[Start Given entries]

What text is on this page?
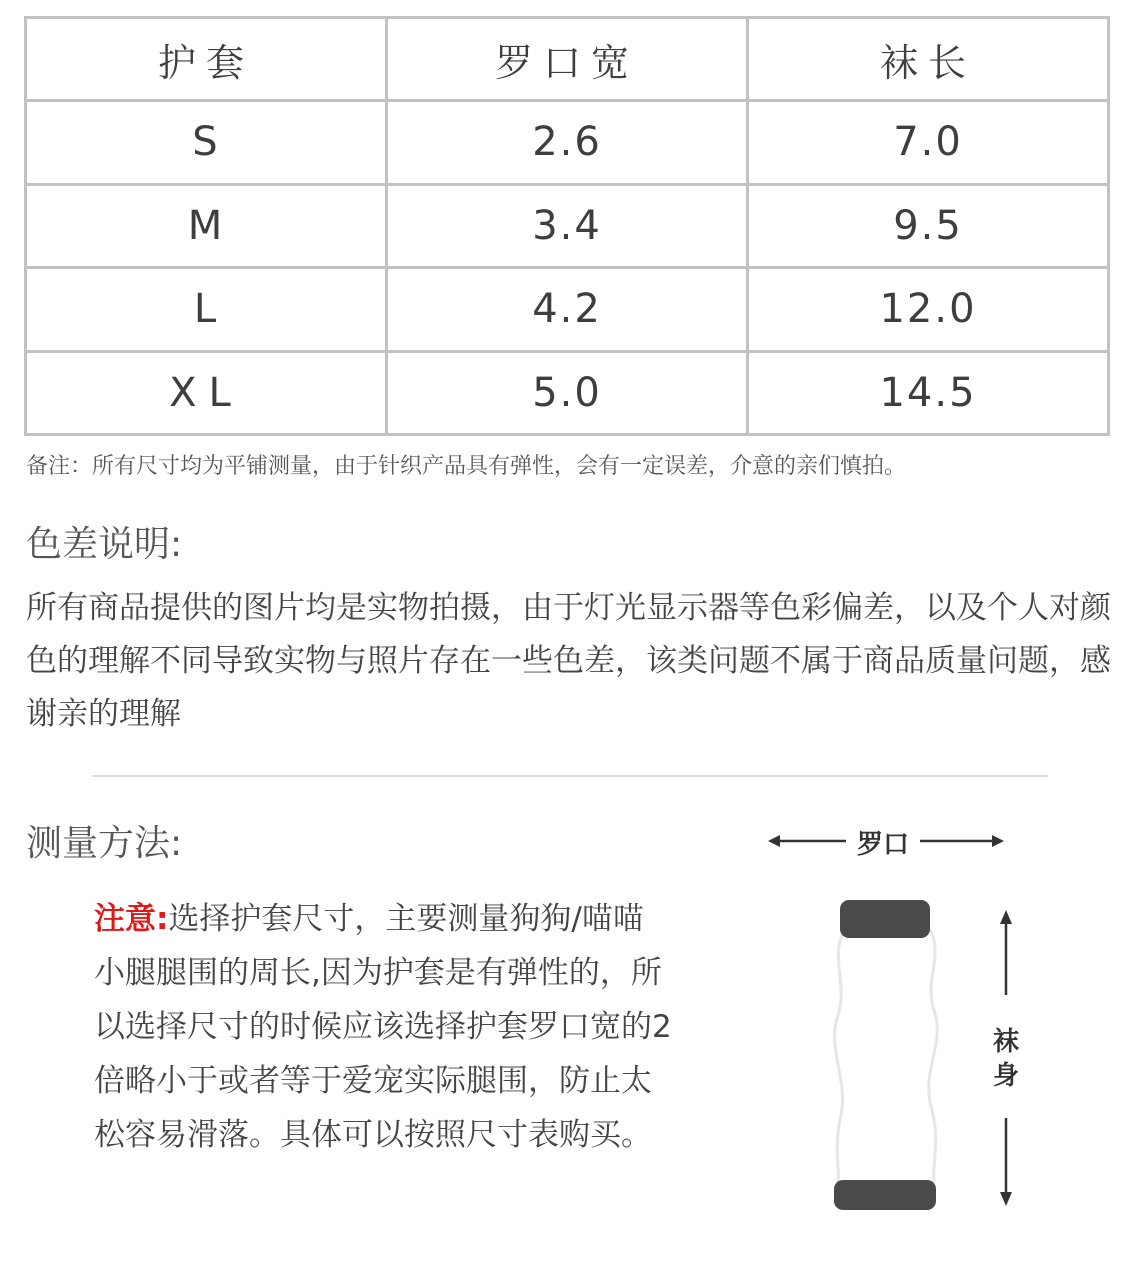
护套	罗口宽	袜长
S	2.6	7.0
M	3.4	9.5
L	4.2	12.0
XL	5.0	14.5
备注：所有尺寸均为平铺测量，由于针织产品具有弹性，会有一定误差，介意的亲们慎拍。
色差说明:
所有商品提供的图片均是实物拍摄，由于灯光显示器等色彩偏差，以及个人对颜色的理解不同导致实物与照片存在一些色差，该类问题不属于商品质量问题，感谢亲的理解
测量方法:
注意:选择护套尺寸，主要测量狗狗/喵喵小腿腿围的周长,因为护套是有弹性的，所以选择尺寸的时候应该选择护套罗口宽的2倍略小于或者等于爱宠实际腿围，防止太松容易滑落。具体可以按照尺寸表购买。
罗口
袜
身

[End Given entries]

**Given task:** Each record should be quoted exactly, with the images omitted.

**Exercise answer:**
What text is on this page?
护套	罗口宽	袜长
S	2.6	7.0
M	3.4	9.5
L	4.2	12.0
XL	5.0	14.5
备注：所有尺寸均为平铺测量，由于针织产品具有弹性，会有一定误差，介意的亲们慎拍。
色差说明:
所有商品提供的图片均是实物拍摄，由于灯光显示器等色彩偏差，以及个人对颜色的理解不同导致实物与照片存在一些色差，该类问题不属于商品质量问题，感谢亲的理解
测量方法:
注意:选择护套尺寸，主要测量狗狗/喵喵小腿腿围的周长,因为护套是有弹性的，所以选择尺寸的时候应该选择护套罗口宽的2倍略小于或者等于爱宠实际腿围，防止太松容易滑落。具体可以按照尺寸表购买。
罗口
袜
身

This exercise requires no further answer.